— START OF Input material —
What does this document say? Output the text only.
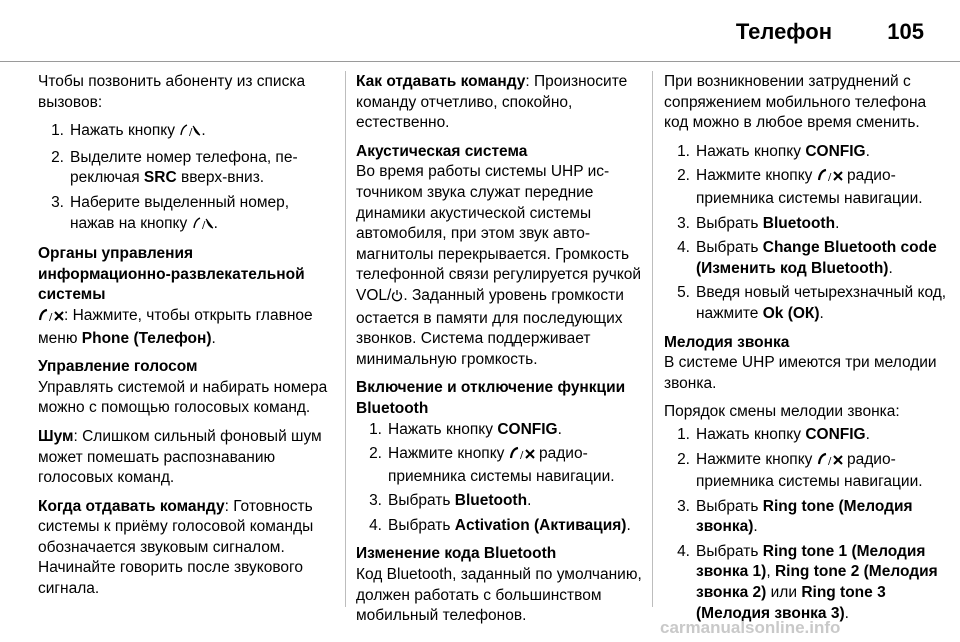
Телефон	105

Чтобы позвонить абоненту из списка вызовов:

1. Нажать кнопку / .
2. Выделите номер телефона, переключая SRC вверх-вниз.
3. Наберите выделенный номер, нажав на кнопку / .
Органы управления информационно-развлекательной системы

/ : Нажмите, чтобы открыть главное меню Phone (Телефон).

Управление голосом

Управлять системой и набирать номера можно с помощью голосовых команд.

Шум: Слишком сильный фоновый шум может помешать распознаванию голосовых команд.

Когда отдавать команду: Готовность системы к приёму голосовой команды обозначается звуковым сигналом. Начинайте говорить после звукового сигнала.

Как отдавать команду: Произносите команду отчетливо, спокойно, естественно.

Акустическая система

Во время работы системы UHP источником звука служат передние динамики акустической системы автомобиля, при этом звук автомагнитолы перекрывается. Громкость телефонной связи регулируется ручкой VOL/ . Заданный уровень громкости остается в памяти для последующих звонков. Система поддерживает минимальную громкость.

Включение и отключение функции Bluetooth
1. Нажать кнопку CONFIG.
2. Нажмите кнопку / радиоприемника системы навигации.
3. Выбрать Bluetooth.
4. Выбрать Activation (Активация).
Изменение кода Bluetooth

Код Bluetooth, заданный по умолчанию, должен работать с большинством мобильный телефонов.

При возникновении затруднений с сопряжением мобильного телефона код можно в любое время сменить.

1. Нажать кнопку CONFIG.
2. Нажмите кнопку / радиоприемника системы навигации.
3. Выбрать Bluetooth.
4. Выбрать Change Bluetooth code (Изменить код Bluetooth).
5. Введя новый четырехзначный код, нажмите Ok (ОК).
Мелодия звонка

В системе UHP имеются три мелодии звонка.

Порядок смены мелодии звонка:

1. Нажать кнопку CONFIG.
2. Нажмите кнопку / радиоприемника системы навигации.
3. Выбрать Ring tone (Мелодия звонка).
4. Выбрать Ring tone 1 (Мелодия звонка 1), Ring tone 2 (Мелодия звонка 2) или Ring tone 3 (Мелодия звонка 3).
carmanualsonline.info
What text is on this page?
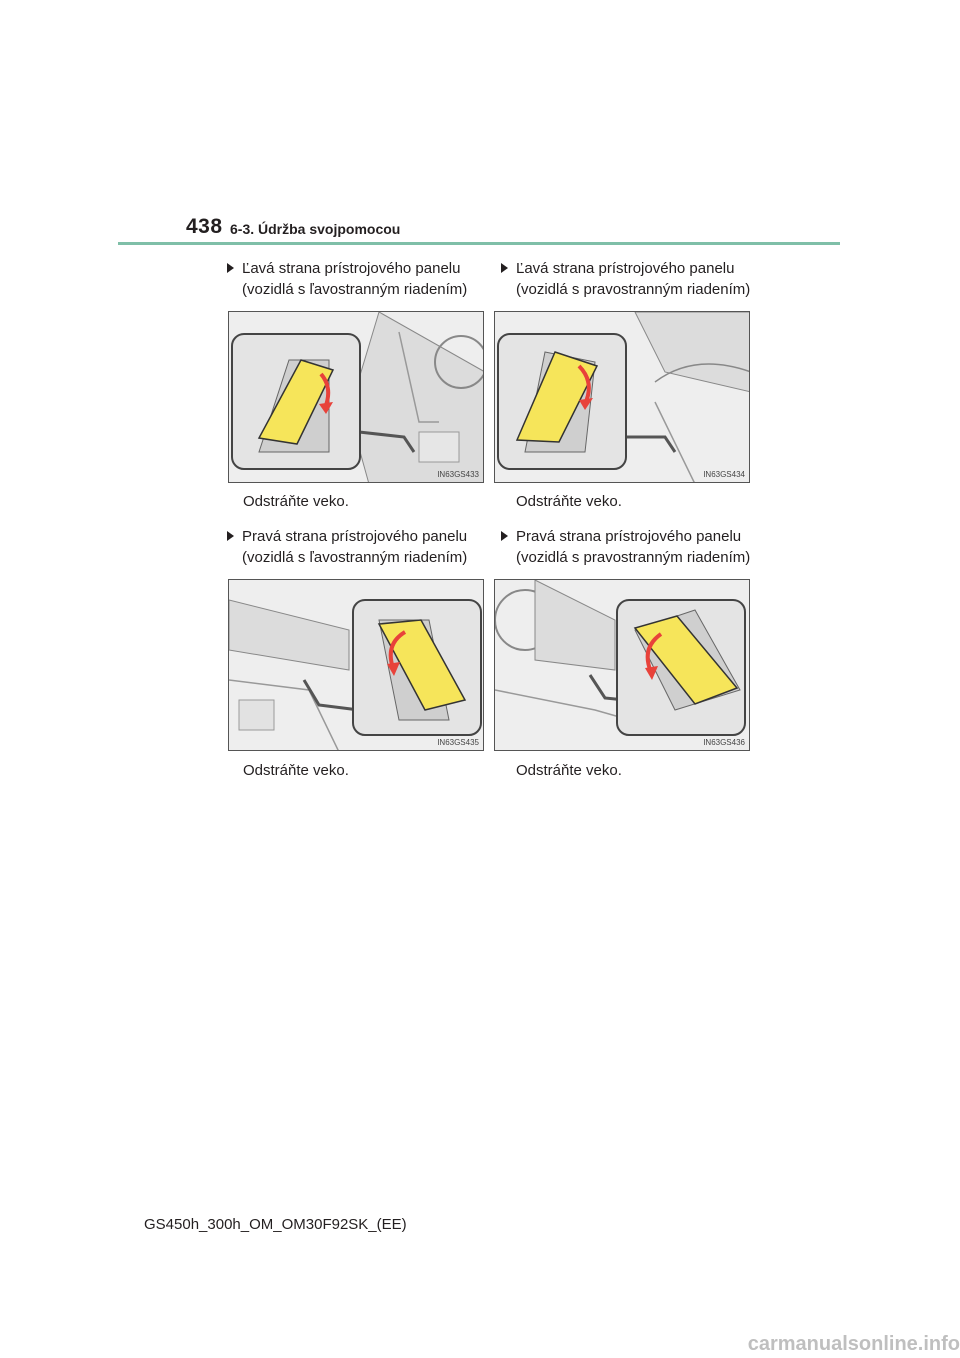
438 6-3. Údržba svojpomocou
Ľavá strana prístrojového panelu
(vozidlá s ľavostranným riadením)
IN63GS433
Odstráňte veko.
Ľavá strana prístrojového panelu
(vozidlá s pravostranným riadením)
IN63GS434
Odstráňte veko.
Pravá strana prístrojového panelu
(vozidlá s ľavostranným riadením)
IN63GS435
Odstráňte veko.
Pravá strana prístrojového panelu
(vozidlá s pravostranným riadením)
IN63GS436
Odstráňte veko.
GS450h_300h_OM_OM30F92SK_(EE)
carmanualsonline.info
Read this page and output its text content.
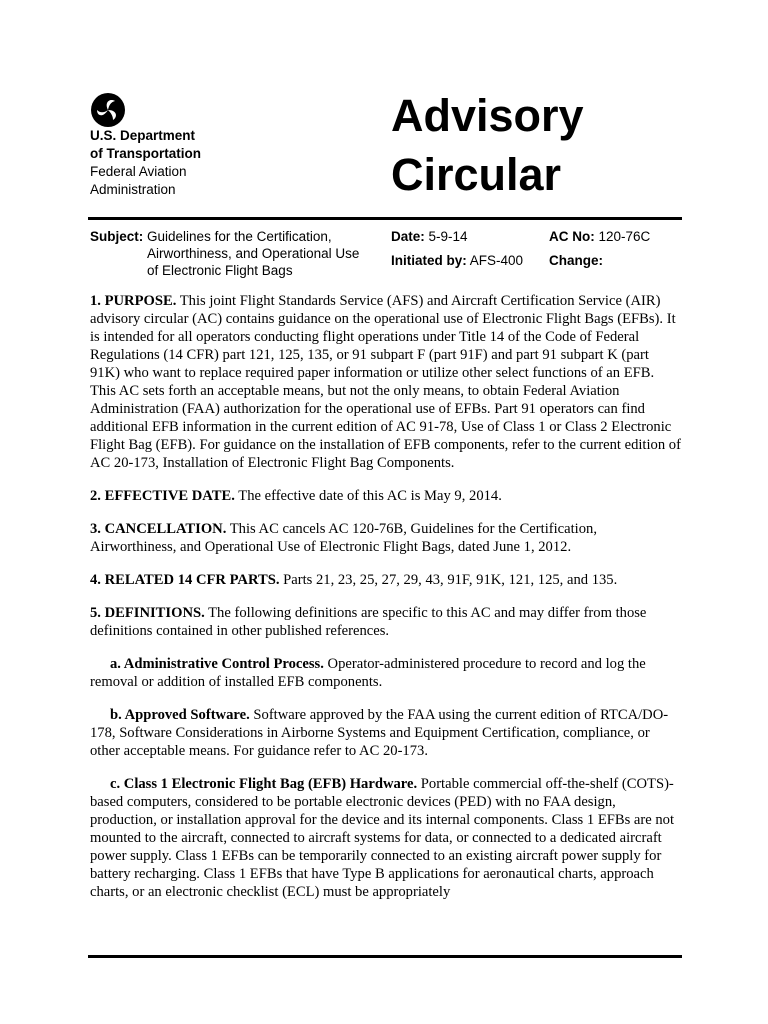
U.S. Department
of Transportation
Federal Aviation
Administration
Advisory
Circular
Subject: Guidelines for the Certification,
Airworthiness, and Operational Use
of Electronic Flight Bags
Date: 5-9-14
Initiated by: AFS-400
AC No: 120-76C
Change:

1. PURPOSE. This joint Flight Standards Service (AFS) and Aircraft Certification Service (AIR) advisory circular (AC) contains guidance on the operational use of Electronic Flight Bags (EFBs). It is intended for all operators conducting flight operations under Title 14 of the Code of Federal Regulations (14 CFR) part 121, 125, 135, or 91 subpart F (part 91F) and part 91 subpart K (part 91K) who want to replace required paper information or utilize other select functions of an EFB. This AC sets forth an acceptable means, but not the only means, to obtain Federal Aviation Administration (FAA) authorization for the operational use of EFBs. Part 91 operators can find additional EFB information in the current edition of AC 91-78, Use of Class 1 or Class 2 Electronic Flight Bag (EFB). For guidance on the installation of EFB components, refer to the current edition of AC 20-173, Installation of Electronic Flight Bag Components.

2. EFFECTIVE DATE. The effective date of this AC is May 9, 2014.

3. CANCELLATION. This AC cancels AC 120-76B, Guidelines for the Certification, Airworthiness, and Operational Use of Electronic Flight Bags, dated June 1, 2012.

4. RELATED 14 CFR PARTS. Parts 21, 23, 25, 27, 29, 43, 91F, 91K, 121, 125, and 135.

5. DEFINITIONS. The following definitions are specific to this AC and may differ from those definitions contained in other published references.

a. Administrative Control Process. Operator-administered procedure to record and log the removal or addition of installed EFB components.

b. Approved Software. Software approved by the FAA using the current edition of RTCA/DO-178, Software Considerations in Airborne Systems and Equipment Certification, compliance, or other acceptable means. For guidance refer to AC 20-173.

c. Class 1 Electronic Flight Bag (EFB) Hardware. Portable commercial off-the-shelf (COTS)-based computers, considered to be portable electronic devices (PED) with no FAA design, production, or installation approval for the device and its internal components. Class 1 EFBs are not mounted to the aircraft, connected to aircraft systems for data, or connected to a dedicated aircraft power supply. Class 1 EFBs can be temporarily connected to an existing aircraft power supply for battery recharging. Class 1 EFBs that have Type B applications for aeronautical charts, approach charts, or an electronic checklist (ECL) must be appropriately
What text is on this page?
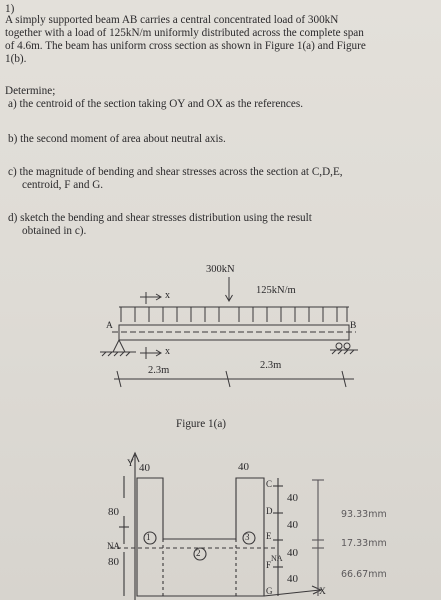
1)
A simply supported beam AB carries a central concentrated load of 300kN
together with a load of 125kN/m uniformly distributed across the complete span
of 4.6m. The beam has uniform cross section as shown in Figure 1(a) and Figure
1(b).
Determine;
a) the centroid of the section taking OY and OX as the references.
b) the second moment of area about neutral axis.
c) the magnitude of bending and shear stresses across the section at C,D,E,
centroid, F and G.
d) sketch the bending and shear stresses distribution using the result
obtained in c).
300kN
125kN/m
A	B
x
x
2.3m	2.3m
Figure 1(a)
Y 40	40
80
NA
80
1
2
3
C
D
E
F
G
NA
40
40
40
40
X
93.33mm
17.33mm
66.67mm
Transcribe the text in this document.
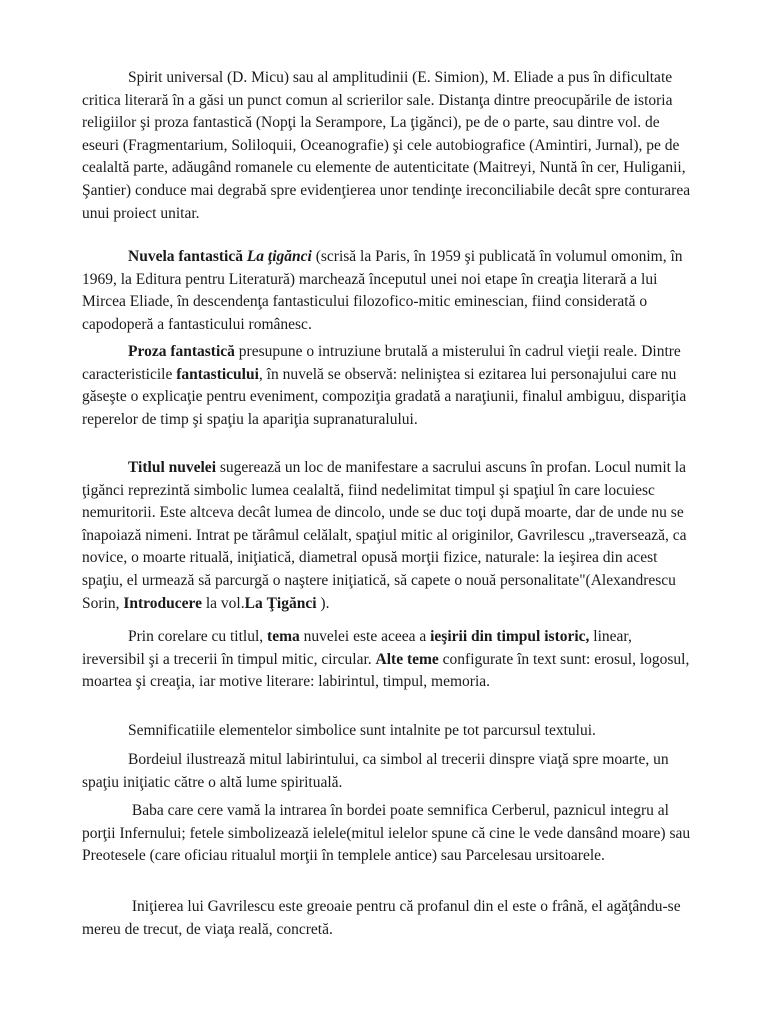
Spirit universal (D. Micu) sau al amplitudinii (E. Simion), M. Eliade a pus în dificultate critica literară în a găsi un punct comun al scrierilor sale. Distanţa dintre preocupările de istoria religiilor şi proza fantastică (Nopţi la Serampore, La ţigănci), pe de o parte, sau dintre vol. de eseuri (Fragmentarium, Soliloquii, Oceanografie) şi cele autobiografice (Amintiri, Jurnal), pe de cealaltă parte, adăugând romanele cu elemente de autenticitate (Maitreyi, Nuntă în cer, Huliganii, Şantier) conduce mai degrabă spre evidenţierea unor tendinţe ireconciliabile decât spre conturarea unui proiect unitar.

Nuvela fantastică La ţigănci (scrisă la Paris, în 1959 şi publicată în volumul omonim, în 1969, la Editura pentru Literatură) marchează începutul unei noi etape în creaţia literară a lui Mircea Eliade, în descendenţa fantasticului filozofico-mitic eminescian, fiind considerată o capodoperă a fantasticului românesc.

Proza fantastică presupune o intruziune brutală a misterului în cadrul vieţii reale. Dintre caracteristicile fantasticului, în nuvelă se observă: neliniştea si ezitarea lui personajului care nu găseşte o explicaţie pentru eveniment, compoziţia gradată a naraţiunii, finalul ambiguu, dispariţia reperelor de timp şi spaţiu la apariţia supranaturalului.

Titlul nuvelei sugerează un loc de manifestare a sacrului ascuns în profan. Locul numit la ţigănci reprezintă simbolic lumea cealaltă, fiind nedelimitat timpul şi spaţiul în care locuiesc nemuritorii. Este altceva decât lumea de dincolo, unde se duc toţi după moarte, dar de unde nu se înapoiază nimeni. Intrat pe tărâmul celălalt, spaţiul mitic al originilor, Gavrilescu „traversează, ca novice, o moarte rituală, iniţiatică, diametral opusă morţii fizice, naturale: la ieşirea din acest spaţiu, el urmează să parcurgă o naştere iniţiatică, să capete o nouă personalitate"(Alexandrescu Sorin, Introducere la vol.La Ţigănci ).

Prin corelare cu titlul, tema nuvelei este aceea a ieşirii din timpul istoric, linear, ireversibil şi a trecerii în timpul mitic, circular. Alte teme configurate în text sunt: erosul, logosul, moartea şi creaţia, iar motive literare: labirintul, timpul, memoria.

Semnificatiile elementelor simbolice sunt intalnite pe tot parcursul textului.

Bordeiul ilustrează mitul labirintului, ca simbol al trecerii dinspre viaţă spre moarte, un spaţiu iniţiatic către o altă lume spirituală.

Baba care cere vamă la intrarea în bordei poate semnifica Cerberul, paznicul integru al porţii Infernului; fetele simbolizează ielele(mitul ielelor spune că cine le vede dansând moare) sau Preotesele (care oficiau ritualul morţii în templele antice) sau Parcelesau ursitoarele.

Iniţierea lui Gavrilescu este greoaie pentru că profanul din el este o frână, el agăţându-se mereu de trecut, de viaţa reală, concretă.
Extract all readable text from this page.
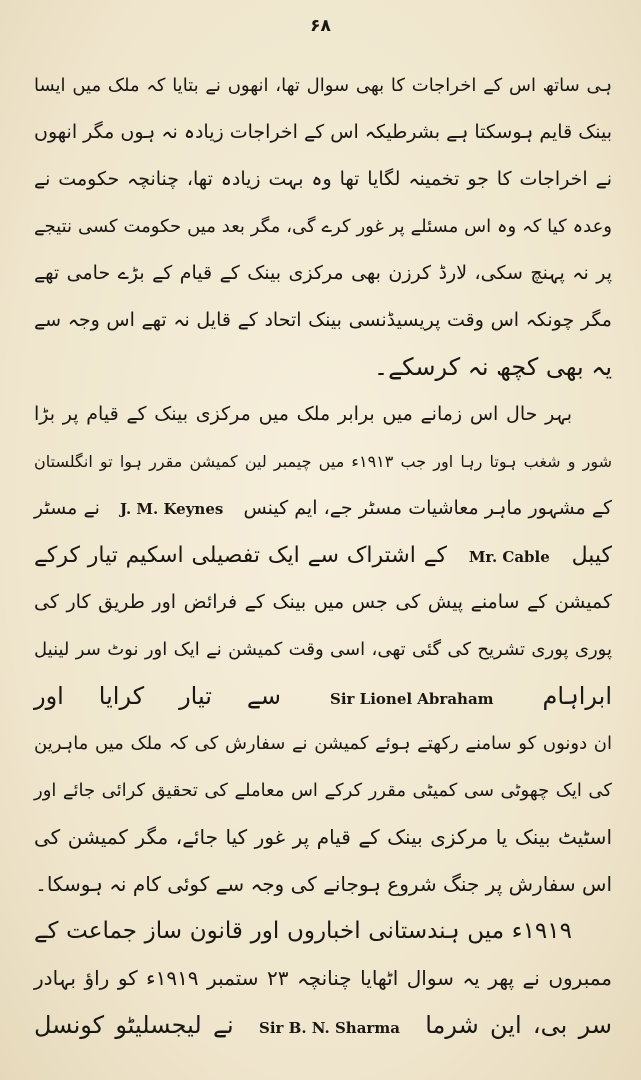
۶۸
ہی ساتھ اس کے اخراجات کا بھی سوال تھا، انھوں نے بتایا کہ ملک میں ایسا
بینک قایم ہوسکتا ہے بشرطیکہ اس کے اخراجات زیادہ نہ ہوں مگر انھوں
نے اخراجات کا جو تخمینہ لگایا تھا وہ بہت زیادہ تھا، چنانچہ حکومت نے
وعدہ کیا کہ وہ اس مسئلے پر غور کرے گی، مگر بعد میں حکومت کسی نتیجے
پر نہ پہنچ سکی، لارڈ کرزن بھی مرکزی بینک کے قیام کے بڑے حامی تھے
مگر چونکہ اس وقت پریسیڈنسی بینک اتحاد کے قایل نہ تھے اس وجہ سے
یہ بھی کچھ نہ کرسکے۔
بہر حال اس زمانے میں برابر ملک میں مرکزی بینک کے قیام پر بڑا
شور و شغب ہوتا رہا اور جب ۱۹۱۳ء میں چیمبر لین کمیشن مقرر ہوا تو انگلستان
کے مشہور ماہر معاشیات مسٹر جے، ایم کینس J. M. Keynes نے مسٹر
کیبل Mr. Cable کے اشتراک سے ایک تفصیلی اسکیم تیار کرکے
کمیشن کے سامنے پیش کی جس میں بینک کے فرائض اور طریق کار کی
پوری پوری تشریح کی گئی تھی، اسی وقت کمیشن نے ایک اور نوٹ سر لینیل
ابراہام Sir Lionel Abraham سے تیار کرایا اور
ان دونوں کو سامنے رکھتے ہوئے کمیشن نے سفارش کی کہ ملک میں ماہرین
کی ایک چھوٹی سی کمیٹی مقرر کرکے اس معاملے کی تحقیق کرائی جائے اور
اسٹیٹ بینک یا مرکزی بینک کے قیام پر غور کیا جائے، مگر کمیشن کی
اس سفارش پر جنگ شروع ہوجانے کی وجہ سے کوئی کام نہ ہوسکا۔
۱۹۱۹ء میں ہندستانی اخباروں اور قانون ساز جماعت کے
ممبروں نے پھر یہ سوال اٹھایا چنانچہ ۲۳ ستمبر ۱۹۱۹ء کو راؤ بہادر
سر بی، این شرما Sir B. N. Sharma نے لیجسلیٹو کونسل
— END OF Input material —
**Required work:** Take the lines from the one containing "Extract all readable text from this page." through the final line of the listing above and print them exactly, including both ends but no pictures.

**The output:**
Extract all readable text from this page.
۶۸
ہی ساتھ اس کے اخراجات کا بھی سوال تھا، انھوں نے بتایا کہ ملک میں ایسا
بینک قایم ہوسکتا ہے بشرطیکہ اس کے اخراجات زیادہ نہ ہوں مگر انھوں
نے اخراجات کا جو تخمینہ لگایا تھا وہ بہت زیادہ تھا، چنانچہ حکومت نے
وعدہ کیا کہ وہ اس مسئلے پر غور کرے گی، مگر بعد میں حکومت کسی نتیجے
پر نہ پہنچ سکی، لارڈ کرزن بھی مرکزی بینک کے قیام کے بڑے حامی تھے
مگر چونکہ اس وقت پریسیڈنسی بینک اتحاد کے قایل نہ تھے اس وجہ سے
یہ بھی کچھ نہ کرسکے۔
بہر حال اس زمانے میں برابر ملک میں مرکزی بینک کے قیام پر بڑا
شور و شغب ہوتا رہا اور جب ۱۹۱۳ء میں چیمبر لین کمیشن مقرر ہوا تو انگلستان
کے مشہور ماہر معاشیات مسٹر جے، ایم کینس J. M. Keynes نے مسٹر
کیبل Mr. Cable کے اشتراک سے ایک تفصیلی اسکیم تیار کرکے
کمیشن کے سامنے پیش کی جس میں بینک کے فرائض اور طریق کار کی
پوری پوری تشریح کی گئی تھی، اسی وقت کمیشن نے ایک اور نوٹ سر لینیل
ابراہام Sir Lionel Abraham سے تیار کرایا اور
ان دونوں کو سامنے رکھتے ہوئے کمیشن نے سفارش کی کہ ملک میں ماہرین
کی ایک چھوٹی سی کمیٹی مقرر کرکے اس معاملے کی تحقیق کرائی جائے اور
اسٹیٹ بینک یا مرکزی بینک کے قیام پر غور کیا جائے، مگر کمیشن کی
اس سفارش پر جنگ شروع ہوجانے کی وجہ سے کوئی کام نہ ہوسکا۔
۱۹۱۹ء میں ہندستانی اخباروں اور قانون ساز جماعت کے
ممبروں نے پھر یہ سوال اٹھایا چنانچہ ۲۳ ستمبر ۱۹۱۹ء کو راؤ بہادر
سر بی، این شرما Sir B. N. Sharma نے لیجسلیٹو کونسل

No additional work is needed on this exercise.